Items from a figure collection:
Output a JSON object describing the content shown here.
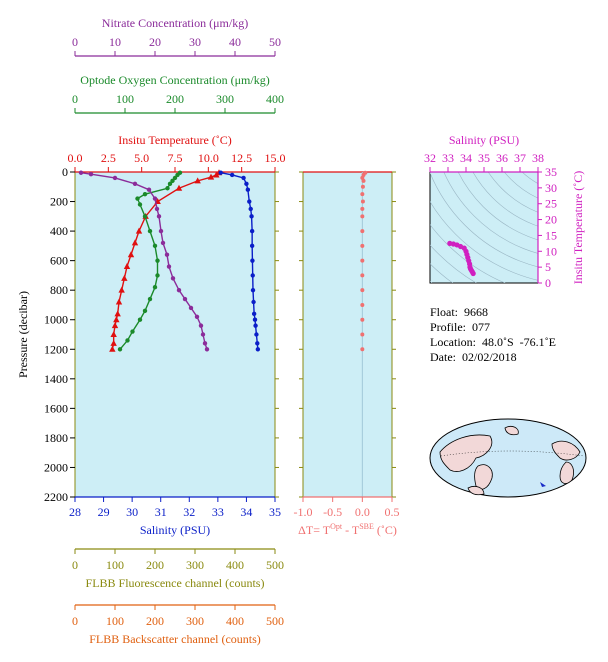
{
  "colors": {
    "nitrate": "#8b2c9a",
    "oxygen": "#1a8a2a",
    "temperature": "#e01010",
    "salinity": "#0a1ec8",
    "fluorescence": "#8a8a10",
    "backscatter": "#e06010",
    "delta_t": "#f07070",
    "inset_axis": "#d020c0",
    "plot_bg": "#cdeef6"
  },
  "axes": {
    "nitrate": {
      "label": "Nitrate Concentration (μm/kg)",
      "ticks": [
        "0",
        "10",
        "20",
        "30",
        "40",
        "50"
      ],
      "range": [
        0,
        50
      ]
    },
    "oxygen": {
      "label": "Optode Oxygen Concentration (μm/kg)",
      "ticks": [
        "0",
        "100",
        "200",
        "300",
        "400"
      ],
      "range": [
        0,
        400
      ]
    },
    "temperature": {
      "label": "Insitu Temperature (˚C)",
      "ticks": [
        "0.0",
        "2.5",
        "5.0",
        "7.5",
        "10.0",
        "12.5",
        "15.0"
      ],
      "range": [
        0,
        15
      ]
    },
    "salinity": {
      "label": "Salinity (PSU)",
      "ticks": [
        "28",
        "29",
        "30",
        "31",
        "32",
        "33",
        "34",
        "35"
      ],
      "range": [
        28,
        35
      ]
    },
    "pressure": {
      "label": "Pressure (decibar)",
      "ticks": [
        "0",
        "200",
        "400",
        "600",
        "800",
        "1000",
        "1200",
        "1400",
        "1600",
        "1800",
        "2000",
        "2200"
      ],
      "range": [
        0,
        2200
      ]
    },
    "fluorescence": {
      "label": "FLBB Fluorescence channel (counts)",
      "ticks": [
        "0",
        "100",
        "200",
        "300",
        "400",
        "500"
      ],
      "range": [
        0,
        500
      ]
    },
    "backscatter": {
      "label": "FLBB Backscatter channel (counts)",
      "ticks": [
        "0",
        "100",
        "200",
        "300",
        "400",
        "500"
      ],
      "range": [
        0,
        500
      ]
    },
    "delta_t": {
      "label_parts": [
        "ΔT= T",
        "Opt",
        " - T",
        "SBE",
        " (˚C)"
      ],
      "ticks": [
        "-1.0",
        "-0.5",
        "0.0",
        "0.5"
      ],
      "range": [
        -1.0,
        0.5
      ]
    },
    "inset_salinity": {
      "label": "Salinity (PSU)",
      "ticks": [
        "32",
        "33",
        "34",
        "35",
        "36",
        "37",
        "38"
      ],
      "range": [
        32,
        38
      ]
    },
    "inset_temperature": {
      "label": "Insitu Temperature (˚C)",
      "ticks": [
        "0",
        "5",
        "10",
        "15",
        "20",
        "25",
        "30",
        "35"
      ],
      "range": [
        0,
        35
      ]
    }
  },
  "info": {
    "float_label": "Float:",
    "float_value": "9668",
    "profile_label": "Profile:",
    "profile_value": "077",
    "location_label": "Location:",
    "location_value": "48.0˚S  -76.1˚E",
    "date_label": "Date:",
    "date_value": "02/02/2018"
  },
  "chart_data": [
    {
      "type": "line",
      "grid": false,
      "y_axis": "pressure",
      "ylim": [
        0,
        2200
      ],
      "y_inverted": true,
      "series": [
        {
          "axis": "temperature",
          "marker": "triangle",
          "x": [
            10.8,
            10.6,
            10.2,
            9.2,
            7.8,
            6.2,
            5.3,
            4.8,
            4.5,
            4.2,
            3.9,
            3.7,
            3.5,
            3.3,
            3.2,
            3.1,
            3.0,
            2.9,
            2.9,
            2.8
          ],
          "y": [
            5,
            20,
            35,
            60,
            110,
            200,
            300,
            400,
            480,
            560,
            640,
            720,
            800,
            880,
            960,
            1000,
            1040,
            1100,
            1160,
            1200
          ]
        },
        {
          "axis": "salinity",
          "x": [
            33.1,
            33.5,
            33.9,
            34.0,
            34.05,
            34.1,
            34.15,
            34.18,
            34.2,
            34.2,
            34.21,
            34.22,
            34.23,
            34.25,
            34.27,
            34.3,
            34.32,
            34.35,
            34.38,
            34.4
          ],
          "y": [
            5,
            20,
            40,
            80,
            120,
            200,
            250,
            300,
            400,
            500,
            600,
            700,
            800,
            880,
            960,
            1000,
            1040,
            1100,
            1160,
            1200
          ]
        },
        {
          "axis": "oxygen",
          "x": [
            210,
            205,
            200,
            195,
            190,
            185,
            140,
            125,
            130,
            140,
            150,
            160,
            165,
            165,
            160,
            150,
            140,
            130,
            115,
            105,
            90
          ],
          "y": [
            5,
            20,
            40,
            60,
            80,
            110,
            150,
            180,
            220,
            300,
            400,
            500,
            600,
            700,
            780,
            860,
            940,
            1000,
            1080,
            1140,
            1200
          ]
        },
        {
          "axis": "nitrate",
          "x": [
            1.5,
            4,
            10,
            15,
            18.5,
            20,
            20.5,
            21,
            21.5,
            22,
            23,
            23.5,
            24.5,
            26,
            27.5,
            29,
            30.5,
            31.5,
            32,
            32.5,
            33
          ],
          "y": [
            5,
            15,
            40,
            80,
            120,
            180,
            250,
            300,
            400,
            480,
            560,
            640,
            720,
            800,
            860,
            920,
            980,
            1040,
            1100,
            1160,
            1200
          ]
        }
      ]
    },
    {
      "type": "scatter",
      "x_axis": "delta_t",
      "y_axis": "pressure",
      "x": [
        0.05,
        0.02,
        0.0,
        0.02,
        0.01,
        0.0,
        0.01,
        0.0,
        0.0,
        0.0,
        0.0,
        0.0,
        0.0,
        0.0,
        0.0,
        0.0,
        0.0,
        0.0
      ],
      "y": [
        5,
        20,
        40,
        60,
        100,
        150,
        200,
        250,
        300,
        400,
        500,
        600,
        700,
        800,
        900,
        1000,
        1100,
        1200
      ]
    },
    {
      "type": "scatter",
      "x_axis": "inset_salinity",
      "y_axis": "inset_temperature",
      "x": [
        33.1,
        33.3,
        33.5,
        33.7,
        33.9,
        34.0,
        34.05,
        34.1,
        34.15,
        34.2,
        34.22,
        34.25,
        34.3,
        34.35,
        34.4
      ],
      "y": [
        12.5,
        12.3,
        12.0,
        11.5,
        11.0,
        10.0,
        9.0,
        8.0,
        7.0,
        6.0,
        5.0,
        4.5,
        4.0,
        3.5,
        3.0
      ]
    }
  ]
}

Task details
Repeat the data in full and exactly. Omit pictures.

Answer to the exercise
Output a JSON object describing the content shown here.
{
  "colors": {
    "nitrate": "#8b2c9a",
    "oxygen": "#1a8a2a",
    "temperature": "#e01010",
    "salinity": "#0a1ec8",
    "fluorescence": "#8a8a10",
    "backscatter": "#e06010",
    "delta_t": "#f07070",
    "inset_axis": "#d020c0",
    "plot_bg": "#cdeef6"
  },
  "axes": {
    "nitrate": {
      "label": "Nitrate Concentration (μm/kg)",
      "ticks": [
        "0",
        "10",
        "20",
        "30",
        "40",
        "50"
      ],
      "range": [
        0,
        50
      ]
    },
    "oxygen": {
      "label": "Optode Oxygen Concentration (μm/kg)",
      "ticks": [
        "0",
        "100",
        "200",
        "300",
        "400"
      ],
      "range": [
        0,
        400
      ]
    },
    "temperature": {
      "label": "Insitu Temperature (˚C)",
      "ticks": [
        "0.0",
        "2.5",
        "5.0",
        "7.5",
        "10.0",
        "12.5",
        "15.0"
      ],
      "range": [
        0,
        15
      ]
    },
    "salinity": {
      "label": "Salinity (PSU)",
      "ticks": [
        "28",
        "29",
        "30",
        "31",
        "32",
        "33",
        "34",
        "35"
      ],
      "range": [
        28,
        35
      ]
    },
    "pressure": {
      "label": "Pressure (decibar)",
      "ticks": [
        "0",
        "200",
        "400",
        "600",
        "800",
        "1000",
        "1200",
        "1400",
        "1600",
        "1800",
        "2000",
        "2200"
      ],
      "range": [
        0,
        2200
      ]
    },
    "fluorescence": {
      "label": "FLBB Fluorescence channel (counts)",
      "ticks": [
        "0",
        "100",
        "200",
        "300",
        "400",
        "500"
      ],
      "range": [
        0,
        500
      ]
    },
    "backscatter": {
      "label": "FLBB Backscatter channel (counts)",
      "ticks": [
        "0",
        "100",
        "200",
        "300",
        "400",
        "500"
      ],
      "range": [
        0,
        500
      ]
    },
    "delta_t": {
      "label_parts": [
        "ΔT= T",
        "Opt",
        " - T",
        "SBE",
        " (˚C)"
      ],
      "ticks": [
        "-1.0",
        "-0.5",
        "0.0",
        "0.5"
      ],
      "range": [
        -1.0,
        0.5
      ]
    },
    "inset_salinity": {
      "label": "Salinity (PSU)",
      "ticks": [
        "32",
        "33",
        "34",
        "35",
        "36",
        "37",
        "38"
      ],
      "range": [
        32,
        38
      ]
    },
    "inset_temperature": {
      "label": "Insitu Temperature (˚C)",
      "ticks": [
        "0",
        "5",
        "10",
        "15",
        "20",
        "25",
        "30",
        "35"
      ],
      "range": [
        0,
        35
      ]
    }
  },
  "info": {
    "float_label": "Float:",
    "float_value": "9668",
    "profile_label": "Profile:",
    "profile_value": "077",
    "location_label": "Location:",
    "location_value": "48.0˚S  -76.1˚E",
    "date_label": "Date:",
    "date_value": "02/02/2018"
  },
  "chart_data": [
    {
      "type": "line",
      "grid": false,
      "y_axis": "pressure",
      "ylim": [
        0,
        2200
      ],
      "y_inverted": true,
      "series": [
        {
          "axis": "temperature",
          "marker": "triangle",
          "x": [
            10.8,
            10.6,
            10.2,
            9.2,
            7.8,
            6.2,
            5.3,
            4.8,
            4.5,
            4.2,
            3.9,
            3.7,
            3.5,
            3.3,
            3.2,
            3.1,
            3.0,
            2.9,
            2.9,
            2.8
          ],
          "y": [
            5,
            20,
            35,
            60,
            110,
            200,
            300,
            400,
            480,
            560,
            640,
            720,
            800,
            880,
            960,
            1000,
            1040,
            1100,
            1160,
            1200
          ]
        },
        {
          "axis": "salinity",
          "x": [
            33.1,
            33.5,
            33.9,
            34.0,
            34.05,
            34.1,
            34.15,
            34.18,
            34.2,
            34.2,
            34.21,
            34.22,
            34.23,
            34.25,
            34.27,
            34.3,
            34.32,
            34.35,
            34.38,
            34.4
          ],
          "y": [
            5,
            20,
            40,
            80,
            120,
            200,
            250,
            300,
            400,
            500,
            600,
            700,
            800,
            880,
            960,
            1000,
            1040,
            1100,
            1160,
            1200
          ]
        },
        {
          "axis": "oxygen",
          "x": [
            210,
            205,
            200,
            195,
            190,
            185,
            140,
            125,
            130,
            140,
            150,
            160,
            165,
            165,
            160,
            150,
            140,
            130,
            115,
            105,
            90
          ],
          "y": [
            5,
            20,
            40,
            60,
            80,
            110,
            150,
            180,
            220,
            300,
            400,
            500,
            600,
            700,
            780,
            860,
            940,
            1000,
            1080,
            1140,
            1200
          ]
        },
        {
          "axis": "nitrate",
          "x": [
            1.5,
            4,
            10,
            15,
            18.5,
            20,
            20.5,
            21,
            21.5,
            22,
            23,
            23.5,
            24.5,
            26,
            27.5,
            29,
            30.5,
            31.5,
            32,
            32.5,
            33
          ],
          "y": [
            5,
            15,
            40,
            80,
            120,
            180,
            250,
            300,
            400,
            480,
            560,
            640,
            720,
            800,
            860,
            920,
            980,
            1040,
            1100,
            1160,
            1200
          ]
        }
      ]
    },
    {
      "type": "scatter",
      "x_axis": "delta_t",
      "y_axis": "pressure",
      "x": [
        0.05,
        0.02,
        0.0,
        0.02,
        0.01,
        0.0,
        0.01,
        0.0,
        0.0,
        0.0,
        0.0,
        0.0,
        0.0,
        0.0,
        0.0,
        0.0,
        0.0,
        0.0
      ],
      "y": [
        5,
        20,
        40,
        60,
        100,
        150,
        200,
        250,
        300,
        400,
        500,
        600,
        700,
        800,
        900,
        1000,
        1100,
        1200
      ]
    },
    {
      "type": "scatter",
      "x_axis": "inset_salinity",
      "y_axis": "inset_temperature",
      "x": [
        33.1,
        33.3,
        33.5,
        33.7,
        33.9,
        34.0,
        34.05,
        34.1,
        34.15,
        34.2,
        34.22,
        34.25,
        34.3,
        34.35,
        34.4
      ],
      "y": [
        12.5,
        12.3,
        12.0,
        11.5,
        11.0,
        10.0,
        9.0,
        8.0,
        7.0,
        6.0,
        5.0,
        4.5,
        4.0,
        3.5,
        3.0
      ]
    }
  ]
}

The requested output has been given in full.